What is asked:
1 – In the article about the Operation POWER International Women's Day forum, who chaired the program?
2 – Reproduce the passage from the article about the Operation POWER forum, starting at "Operation POWER (People" and ending at "to Charles Barron.".

Published Mar 28, 2010 10:23 PM

Operation POWER (People Organizing and Working for Empowerment and Respect), a Black grassroots activist organization, held a special International Women’s Day forum March 20 at the House of the Lord Church in Brooklyn, N.Y. March 8 marked the 100th anniversary of the founding of IWD.


Inez Barron, Monica Moorehead, Gwen Debrow,
Collette Pean, New York City Councilperson
Charles Barron and Paul Washington, former
aide to Charles Barron.
Photo: Daniel K. Osei

The program organizers presented awards to three women organizers for “years of dedication and activism” — Pam Africa of the International Concerned Family and Friends of Mumia Abu-Jamal, Collette Pean of the December 12 Movement and Monica Moorehead of Workers World Party. Gwen Debrow from the New York Free Mumia Coalition accepted the award on behalf of Pam Africa.

Debrow spoke about an important mobilization where activists will be traveling to Washington, D.C., on April 26 to demand that the U.S. Department of Justice grant a civil rights investigation on behalf of death row political prisoner Mumia Abu-Jamal. Abu-Jamal, a victim of racist and prosecutorial abuse, is once again facing the real threat of being executed.

Pean spoke on the ongoing efforts by the Brooklyn-based D12 Movement to assist the Haitian people still recovering from the devastating Jan. 12 earthquake. Pean was born in Haiti before her family moved to the U.S. when she was a toddler.

Moorehead dedicated her award to two of her mentors who have passed away — Dorothy Ballan, a founding member of WWP, and Consuela Lee, Moorehead’s mother, who was a jazz musician and executive director of the Spring Tree/Snow Hill Institute for the Performing Arts. Moorehead invited the audience to attend the March 27 “Stop the Violence Against Women” march and rally in Manhattan.

The program was chaired by New York State Assemblyperson Inez Barron. Brenda Stokely from the Million Worker March Movement also made remarks.

Data:
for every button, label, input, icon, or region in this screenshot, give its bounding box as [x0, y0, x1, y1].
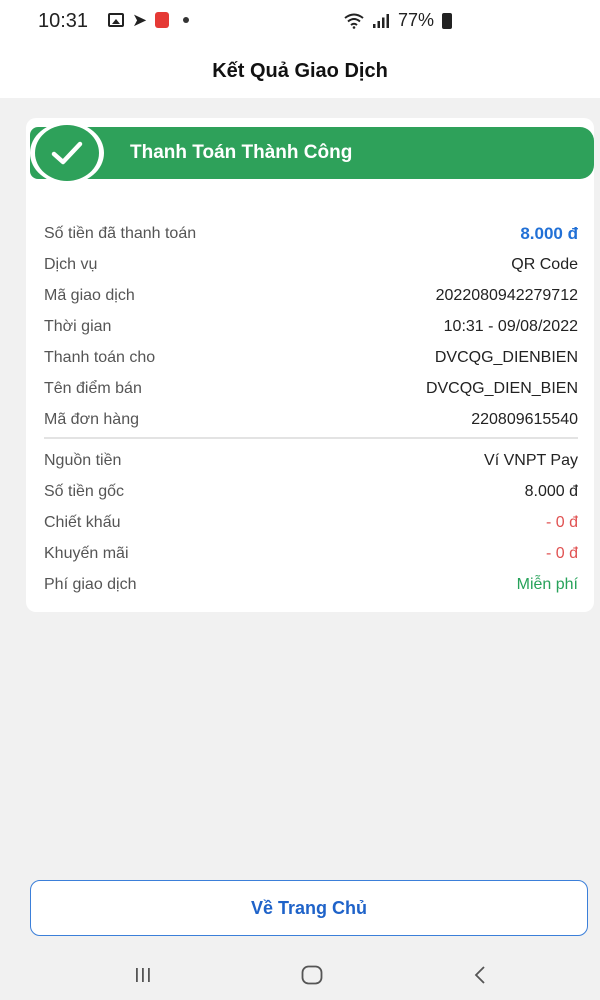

Answers:
1 – New York State Assemblyperson Inez Barron chaired the program.

2 –
Operation POWER (People Organizing and Working for Empowerment and Respect), a Black grassroots activist organization, held a special International Women’s Day forum March 20 at the House of the Lord Church in Brooklyn, N.Y. March 8 marked the 100th anniversary of the founding of IWD.


Inez Barron, Monica Moorehead, Gwen Debrow,
Collette Pean, New York City Councilperson
Charles Barron and Paul Washington, former
aide to Charles Barron.